[start of RECORDS SUPPLIED]
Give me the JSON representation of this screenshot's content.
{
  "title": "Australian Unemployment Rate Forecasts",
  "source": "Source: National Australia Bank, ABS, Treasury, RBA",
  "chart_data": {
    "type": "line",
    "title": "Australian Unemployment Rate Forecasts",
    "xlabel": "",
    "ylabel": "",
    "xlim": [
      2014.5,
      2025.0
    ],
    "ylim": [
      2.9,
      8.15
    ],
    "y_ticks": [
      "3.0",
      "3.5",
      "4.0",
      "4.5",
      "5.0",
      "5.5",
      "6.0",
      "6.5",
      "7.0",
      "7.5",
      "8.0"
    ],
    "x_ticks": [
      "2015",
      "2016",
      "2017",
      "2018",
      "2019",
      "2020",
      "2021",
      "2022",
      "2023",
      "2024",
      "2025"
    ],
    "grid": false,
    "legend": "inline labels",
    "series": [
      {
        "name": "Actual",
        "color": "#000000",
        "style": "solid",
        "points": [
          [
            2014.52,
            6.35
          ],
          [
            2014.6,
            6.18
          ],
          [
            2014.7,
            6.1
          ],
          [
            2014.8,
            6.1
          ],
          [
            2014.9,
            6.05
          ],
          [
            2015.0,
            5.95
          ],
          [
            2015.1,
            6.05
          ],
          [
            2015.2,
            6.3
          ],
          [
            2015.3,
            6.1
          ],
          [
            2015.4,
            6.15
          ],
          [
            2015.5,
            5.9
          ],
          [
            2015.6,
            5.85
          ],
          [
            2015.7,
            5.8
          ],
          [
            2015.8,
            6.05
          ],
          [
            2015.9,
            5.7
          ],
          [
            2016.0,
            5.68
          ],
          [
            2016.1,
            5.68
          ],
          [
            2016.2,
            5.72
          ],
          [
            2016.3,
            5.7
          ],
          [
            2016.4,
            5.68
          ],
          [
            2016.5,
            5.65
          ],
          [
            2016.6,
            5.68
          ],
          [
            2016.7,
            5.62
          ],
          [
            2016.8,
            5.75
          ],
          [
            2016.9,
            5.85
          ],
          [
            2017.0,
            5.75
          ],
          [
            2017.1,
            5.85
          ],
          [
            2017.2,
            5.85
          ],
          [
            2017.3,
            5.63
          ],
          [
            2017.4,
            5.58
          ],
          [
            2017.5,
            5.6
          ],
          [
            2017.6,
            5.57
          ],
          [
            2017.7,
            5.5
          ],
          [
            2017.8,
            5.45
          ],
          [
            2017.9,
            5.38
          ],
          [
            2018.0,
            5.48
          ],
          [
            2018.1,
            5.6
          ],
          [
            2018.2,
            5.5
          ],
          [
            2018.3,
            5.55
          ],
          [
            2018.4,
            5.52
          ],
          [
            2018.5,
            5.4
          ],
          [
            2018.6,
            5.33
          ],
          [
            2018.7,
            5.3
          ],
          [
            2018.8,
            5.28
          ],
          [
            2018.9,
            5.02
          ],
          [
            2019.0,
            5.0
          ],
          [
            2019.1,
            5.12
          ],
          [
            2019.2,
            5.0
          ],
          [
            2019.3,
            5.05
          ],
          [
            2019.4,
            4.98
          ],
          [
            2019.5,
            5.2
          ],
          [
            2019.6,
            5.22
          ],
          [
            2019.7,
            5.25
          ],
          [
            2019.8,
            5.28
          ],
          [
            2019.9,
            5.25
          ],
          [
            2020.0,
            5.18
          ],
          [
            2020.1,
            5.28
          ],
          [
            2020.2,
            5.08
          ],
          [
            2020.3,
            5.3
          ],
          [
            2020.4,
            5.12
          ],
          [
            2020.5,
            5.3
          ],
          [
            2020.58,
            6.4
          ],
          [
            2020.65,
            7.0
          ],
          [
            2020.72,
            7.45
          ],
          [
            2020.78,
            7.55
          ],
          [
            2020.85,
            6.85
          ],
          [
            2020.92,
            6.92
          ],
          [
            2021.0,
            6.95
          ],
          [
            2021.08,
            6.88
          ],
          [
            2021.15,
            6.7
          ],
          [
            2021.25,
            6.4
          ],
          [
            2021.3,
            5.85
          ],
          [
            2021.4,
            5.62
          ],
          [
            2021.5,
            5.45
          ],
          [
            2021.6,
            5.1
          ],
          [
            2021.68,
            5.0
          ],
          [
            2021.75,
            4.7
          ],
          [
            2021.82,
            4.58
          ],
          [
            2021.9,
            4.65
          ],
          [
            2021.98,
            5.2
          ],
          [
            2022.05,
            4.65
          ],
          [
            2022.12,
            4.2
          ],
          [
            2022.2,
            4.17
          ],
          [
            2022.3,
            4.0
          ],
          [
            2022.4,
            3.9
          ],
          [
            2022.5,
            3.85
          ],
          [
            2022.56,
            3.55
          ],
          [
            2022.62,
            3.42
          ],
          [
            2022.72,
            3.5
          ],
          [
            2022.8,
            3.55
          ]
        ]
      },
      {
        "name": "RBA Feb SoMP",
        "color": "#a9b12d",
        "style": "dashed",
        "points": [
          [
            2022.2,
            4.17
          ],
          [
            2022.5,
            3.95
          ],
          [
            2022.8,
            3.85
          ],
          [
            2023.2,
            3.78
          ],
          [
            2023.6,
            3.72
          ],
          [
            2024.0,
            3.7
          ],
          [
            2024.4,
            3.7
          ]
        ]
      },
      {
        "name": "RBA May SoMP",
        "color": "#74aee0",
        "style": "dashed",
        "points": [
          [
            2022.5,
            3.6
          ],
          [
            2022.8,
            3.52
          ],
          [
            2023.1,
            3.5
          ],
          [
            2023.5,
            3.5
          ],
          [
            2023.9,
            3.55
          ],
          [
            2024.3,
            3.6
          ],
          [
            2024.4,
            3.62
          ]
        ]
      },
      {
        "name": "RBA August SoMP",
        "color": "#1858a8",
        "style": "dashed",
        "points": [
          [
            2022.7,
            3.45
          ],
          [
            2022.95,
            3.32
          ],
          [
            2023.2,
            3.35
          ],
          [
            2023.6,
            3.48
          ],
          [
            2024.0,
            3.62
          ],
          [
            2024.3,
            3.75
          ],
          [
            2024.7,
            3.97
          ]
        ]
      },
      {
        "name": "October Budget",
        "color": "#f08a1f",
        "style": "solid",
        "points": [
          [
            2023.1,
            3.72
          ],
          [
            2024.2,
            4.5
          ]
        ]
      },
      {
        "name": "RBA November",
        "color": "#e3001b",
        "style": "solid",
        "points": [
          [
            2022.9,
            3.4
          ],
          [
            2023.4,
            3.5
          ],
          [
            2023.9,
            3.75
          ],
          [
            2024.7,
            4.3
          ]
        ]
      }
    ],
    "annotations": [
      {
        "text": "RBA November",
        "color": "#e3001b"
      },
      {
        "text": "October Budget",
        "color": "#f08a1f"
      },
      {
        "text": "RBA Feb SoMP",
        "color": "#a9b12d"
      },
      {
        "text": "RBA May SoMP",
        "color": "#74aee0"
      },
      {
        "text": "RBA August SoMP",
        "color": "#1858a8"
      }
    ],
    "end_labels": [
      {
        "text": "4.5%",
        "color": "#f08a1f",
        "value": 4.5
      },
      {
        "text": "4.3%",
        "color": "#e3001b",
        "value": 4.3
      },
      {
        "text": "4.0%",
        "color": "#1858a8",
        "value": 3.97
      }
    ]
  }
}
[end of RECORDS SUPPLIED]
# YOUR INSTRUCTIONS:
Reproduce the data in full, exactly as presented.

# FINISHED ANSWER:
Give me the JSON representation of this screenshot's content.
{
  "title": "Australian Unemployment Rate Forecasts",
  "source": "Source: National Australia Bank, ABS, Treasury, RBA",
  "chart_data": {
    "type": "line",
    "title": "Australian Unemployment Rate Forecasts",
    "xlabel": "",
    "ylabel": "",
    "xlim": [
      2014.5,
      2025.0
    ],
    "ylim": [
      2.9,
      8.15
    ],
    "y_ticks": [
      "3.0",
      "3.5",
      "4.0",
      "4.5",
      "5.0",
      "5.5",
      "6.0",
      "6.5",
      "7.0",
      "7.5",
      "8.0"
    ],
    "x_ticks": [
      "2015",
      "2016",
      "2017",
      "2018",
      "2019",
      "2020",
      "2021",
      "2022",
      "2023",
      "2024",
      "2025"
    ],
    "grid": false,
    "legend": "inline labels",
    "series": [
      {
        "name": "Actual",
        "color": "#000000",
        "style": "solid",
        "points": [
          [
            2014.52,
            6.35
          ],
          [
            2014.6,
            6.18
          ],
          [
            2014.7,
            6.1
          ],
          [
            2014.8,
            6.1
          ],
          [
            2014.9,
            6.05
          ],
          [
            2015.0,
            5.95
          ],
          [
            2015.1,
            6.05
          ],
          [
            2015.2,
            6.3
          ],
          [
            2015.3,
            6.1
          ],
          [
            2015.4,
            6.15
          ],
          [
            2015.5,
            5.9
          ],
          [
            2015.6,
            5.85
          ],
          [
            2015.7,
            5.8
          ],
          [
            2015.8,
            6.05
          ],
          [
            2015.9,
            5.7
          ],
          [
            2016.0,
            5.68
          ],
          [
            2016.1,
            5.68
          ],
          [
            2016.2,
            5.72
          ],
          [
            2016.3,
            5.7
          ],
          [
            2016.4,
            5.68
          ],
          [
            2016.5,
            5.65
          ],
          [
            2016.6,
            5.68
          ],
          [
            2016.7,
            5.62
          ],
          [
            2016.8,
            5.75
          ],
          [
            2016.9,
            5.85
          ],
          [
            2017.0,
            5.75
          ],
          [
            2017.1,
            5.85
          ],
          [
            2017.2,
            5.85
          ],
          [
            2017.3,
            5.63
          ],
          [
            2017.4,
            5.58
          ],
          [
            2017.5,
            5.6
          ],
          [
            2017.6,
            5.57
          ],
          [
            2017.7,
            5.5
          ],
          [
            2017.8,
            5.45
          ],
          [
            2017.9,
            5.38
          ],
          [
            2018.0,
            5.48
          ],
          [
            2018.1,
            5.6
          ],
          [
            2018.2,
            5.5
          ],
          [
            2018.3,
            5.55
          ],
          [
            2018.4,
            5.52
          ],
          [
            2018.5,
            5.4
          ],
          [
            2018.6,
            5.33
          ],
          [
            2018.7,
            5.3
          ],
          [
            2018.8,
            5.28
          ],
          [
            2018.9,
            5.02
          ],
          [
            2019.0,
            5.0
          ],
          [
            2019.1,
            5.12
          ],
          [
            2019.2,
            5.0
          ],
          [
            2019.3,
            5.05
          ],
          [
            2019.4,
            4.98
          ],
          [
            2019.5,
            5.2
          ],
          [
            2019.6,
            5.22
          ],
          [
            2019.7,
            5.25
          ],
          [
            2019.8,
            5.28
          ],
          [
            2019.9,
            5.25
          ],
          [
            2020.0,
            5.18
          ],
          [
            2020.1,
            5.28
          ],
          [
            2020.2,
            5.08
          ],
          [
            2020.3,
            5.3
          ],
          [
            2020.4,
            5.12
          ],
          [
            2020.5,
            5.3
          ],
          [
            2020.58,
            6.4
          ],
          [
            2020.65,
            7.0
          ],
          [
            2020.72,
            7.45
          ],
          [
            2020.78,
            7.55
          ],
          [
            2020.85,
            6.85
          ],
          [
            2020.92,
            6.92
          ],
          [
            2021.0,
            6.95
          ],
          [
            2021.08,
            6.88
          ],
          [
            2021.15,
            6.7
          ],
          [
            2021.25,
            6.4
          ],
          [
            2021.3,
            5.85
          ],
          [
            2021.4,
            5.62
          ],
          [
            2021.5,
            5.45
          ],
          [
            2021.6,
            5.1
          ],
          [
            2021.68,
            5.0
          ],
          [
            2021.75,
            4.7
          ],
          [
            2021.82,
            4.58
          ],
          [
            2021.9,
            4.65
          ],
          [
            2021.98,
            5.2
          ],
          [
            2022.05,
            4.65
          ],
          [
            2022.12,
            4.2
          ],
          [
            2022.2,
            4.17
          ],
          [
            2022.3,
            4.0
          ],
          [
            2022.4,
            3.9
          ],
          [
            2022.5,
            3.85
          ],
          [
            2022.56,
            3.55
          ],
          [
            2022.62,
            3.42
          ],
          [
            2022.72,
            3.5
          ],
          [
            2022.8,
            3.55
          ]
        ]
      },
      {
        "name": "RBA Feb SoMP",
        "color": "#a9b12d",
        "style": "dashed",
        "points": [
          [
            2022.2,
            4.17
          ],
          [
            2022.5,
            3.95
          ],
          [
            2022.8,
            3.85
          ],
          [
            2023.2,
            3.78
          ],
          [
            2023.6,
            3.72
          ],
          [
            2024.0,
            3.7
          ],
          [
            2024.4,
            3.7
          ]
        ]
      },
      {
        "name": "RBA May SoMP",
        "color": "#74aee0",
        "style": "dashed",
        "points": [
          [
            2022.5,
            3.6
          ],
          [
            2022.8,
            3.52
          ],
          [
            2023.1,
            3.5
          ],
          [
            2023.5,
            3.5
          ],
          [
            2023.9,
            3.55
          ],
          [
            2024.3,
            3.6
          ],
          [
            2024.4,
            3.62
          ]
        ]
      },
      {
        "name": "RBA August SoMP",
        "color": "#1858a8",
        "style": "dashed",
        "points": [
          [
            2022.7,
            3.45
          ],
          [
            2022.95,
            3.32
          ],
          [
            2023.2,
            3.35
          ],
          [
            2023.6,
            3.48
          ],
          [
            2024.0,
            3.62
          ],
          [
            2024.3,
            3.75
          ],
          [
            2024.7,
            3.97
          ]
        ]
      },
      {
        "name": "October Budget",
        "color": "#f08a1f",
        "style": "solid",
        "points": [
          [
            2023.1,
            3.72
          ],
          [
            2024.2,
            4.5
          ]
        ]
      },
      {
        "name": "RBA November",
        "color": "#e3001b",
        "style": "solid",
        "points": [
          [
            2022.9,
            3.4
          ],
          [
            2023.4,
            3.5
          ],
          [
            2023.9,
            3.75
          ],
          [
            2024.7,
            4.3
          ]
        ]
      }
    ],
    "annotations": [
      {
        "text": "RBA November",
        "color": "#e3001b"
      },
      {
        "text": "October Budget",
        "color": "#f08a1f"
      },
      {
        "text": "RBA Feb SoMP",
        "color": "#a9b12d"
      },
      {
        "text": "RBA May SoMP",
        "color": "#74aee0"
      },
      {
        "text": "RBA August SoMP",
        "color": "#1858a8"
      }
    ],
    "end_labels": [
      {
        "text": "4.5%",
        "color": "#f08a1f",
        "value": 4.5
      },
      {
        "text": "4.3%",
        "color": "#e3001b",
        "value": 4.3
      },
      {
        "text": "4.0%",
        "color": "#1858a8",
        "value": 3.97
      }
    ]
  }
}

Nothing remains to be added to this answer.